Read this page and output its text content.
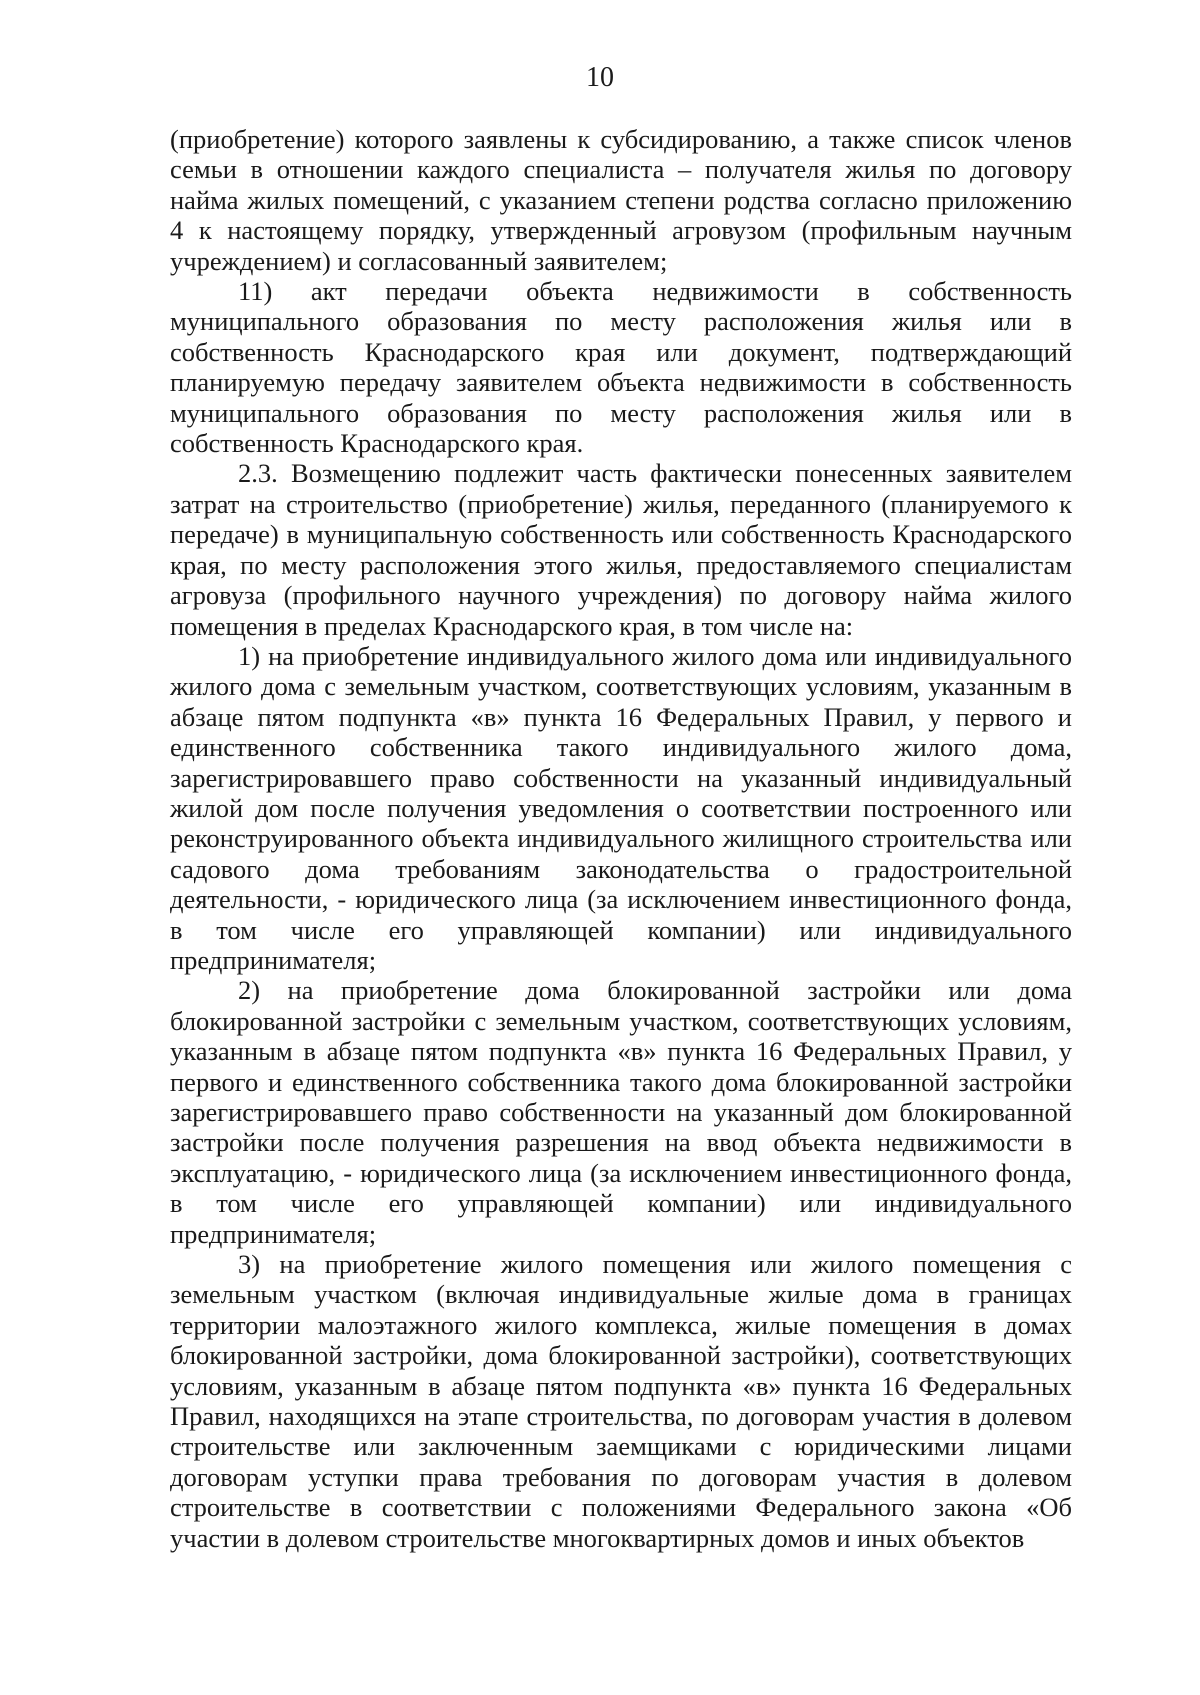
10

(приобретение) которого заявлены к субсидированию, а также список членов семьи в отношении каждого специалиста – получателя жилья по договору найма жилых помещений, с указанием степени родства согласно приложению 4 к настоящему порядку, утвержденный агровузом (профильным научным учреждением) и согласованный заявителем;

11) акт передачи объекта недвижимости в собственность муниципального образования по месту расположения жилья или в собственность Краснодарского края или документ, подтверждающий планируемую передачу заявителем объекта недвижимости в собственность муниципального образования по месту расположения жилья или в собственность Краснодарского края.

2.3. Возмещению подлежит часть фактически понесенных заявителем затрат на строительство (приобретение) жилья, переданного (планируемого к передаче) в муниципальную собственность или собственность Краснодарского края, по месту расположения этого жилья, предоставляемого специалистам агровуза (профильного научного учреждения) по договору найма жилого помещения в пределах Краснодарского края, в том числе на:

1) на приобретение индивидуального жилого дома или индивидуального жилого дома с земельным участком, соответствующих условиям, указанным в абзаце пятом подпункта «в» пункта 16 Федеральных Правил, у первого и единственного собственника такого индивидуального жилого дома, зарегистрировавшего право собственности на указанный индивидуальный жилой дом после получения уведомления о соответствии построенного или реконструированного объекта индивидуального жилищного строительства или садового дома требованиям законодательства о градостроительной деятельности, - юридического лица (за исключением инвестиционного фонда, в том числе его управляющей компании) или индивидуального предпринимателя;

2) на приобретение дома блокированной застройки или дома блокированной застройки с земельным участком, соответствующих условиям, указанным в абзаце пятом подпункта «в» пункта 16 Федеральных Правил, у первого и единственного собственника такого дома блокированной застройки зарегистрировавшего право собственности на указанный дом блокированной застройки после получения разрешения на ввод объекта недвижимости в эксплуатацию, - юридического лица (за исключением инвестиционного фонда, в том числе его управляющей компании) или индивидуального предпринимателя;

3) на приобретение жилого помещения или жилого помещения с земельным участком (включая индивидуальные жилые дома в границах территории малоэтажного жилого комплекса, жилые помещения в домах блокированной застройки, дома блокированной застройки), соответствующих условиям, указанным в абзаце пятом подпункта «в» пункта 16 Федеральных Правил, находящихся на этапе строительства, по договорам участия в долевом строительстве или заключенным заемщиками с юридическими лицами договорам уступки права требования по договорам участия в долевом строительстве в соответствии с положениями Федерального закона «Об участии в долевом строительстве многоквартирных домов и иных объектов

————————

Prompt:
Leaving aside the images, write out the entries above word for word.

Solution to this problem:
Read this page and output its text content.
10

(приобретение) которого заявлены к субсидированию, а также список членов семьи в отношении каждого специалиста – получателя жилья по договору найма жилых помещений, с указанием степени родства согласно приложению 4 к настоящему порядку, утвержденный агровузом (профильным научным учреждением) и согласованный заявителем;

11) акт передачи объекта недвижимости в собственность муниципального образования по месту расположения жилья или в собственность Краснодарского края или документ, подтверждающий планируемую передачу заявителем объекта недвижимости в собственность муниципального образования по месту расположения жилья или в собственность Краснодарского края.

2.3. Возмещению подлежит часть фактически понесенных заявителем затрат на строительство (приобретение) жилья, переданного (планируемого к передаче) в муниципальную собственность или собственность Краснодарского края, по месту расположения этого жилья, предоставляемого специалистам агровуза (профильного научного учреждения) по договору найма жилого помещения в пределах Краснодарского края, в том числе на:

1) на приобретение индивидуального жилого дома или индивидуального жилого дома с земельным участком, соответствующих условиям, указанным в абзаце пятом подпункта «в» пункта 16 Федеральных Правил, у первого и единственного собственника такого индивидуального жилого дома, зарегистрировавшего право собственности на указанный индивидуальный жилой дом после получения уведомления о соответствии построенного или реконструированного объекта индивидуального жилищного строительства или садового дома требованиям законодательства о градостроительной деятельности, - юридического лица (за исключением инвестиционного фонда, в том числе его управляющей компании) или индивидуального предпринимателя;

2) на приобретение дома блокированной застройки или дома блокированной застройки с земельным участком, соответствующих условиям, указанным в абзаце пятом подпункта «в» пункта 16 Федеральных Правил, у первого и единственного собственника такого дома блокированной застройки зарегистрировавшего право собственности на указанный дом блокированной застройки после получения разрешения на ввод объекта недвижимости в эксплуатацию, - юридического лица (за исключением инвестиционного фонда, в том числе его управляющей компании) или индивидуального предпринимателя;

3) на приобретение жилого помещения или жилого помещения с земельным участком (включая индивидуальные жилые дома в границах территории малоэтажного жилого комплекса, жилые помещения в домах блокированной застройки, дома блокированной застройки), соответствующих условиям, указанным в абзаце пятом подпункта «в» пункта 16 Федеральных Правил, находящихся на этапе строительства, по договорам участия в долевом строительстве или заключенным заемщиками с юридическими лицами договорам уступки права требования по договорам участия в долевом строительстве в соответствии с положениями Федерального закона «Об участии в долевом строительстве многоквартирных домов и иных объектов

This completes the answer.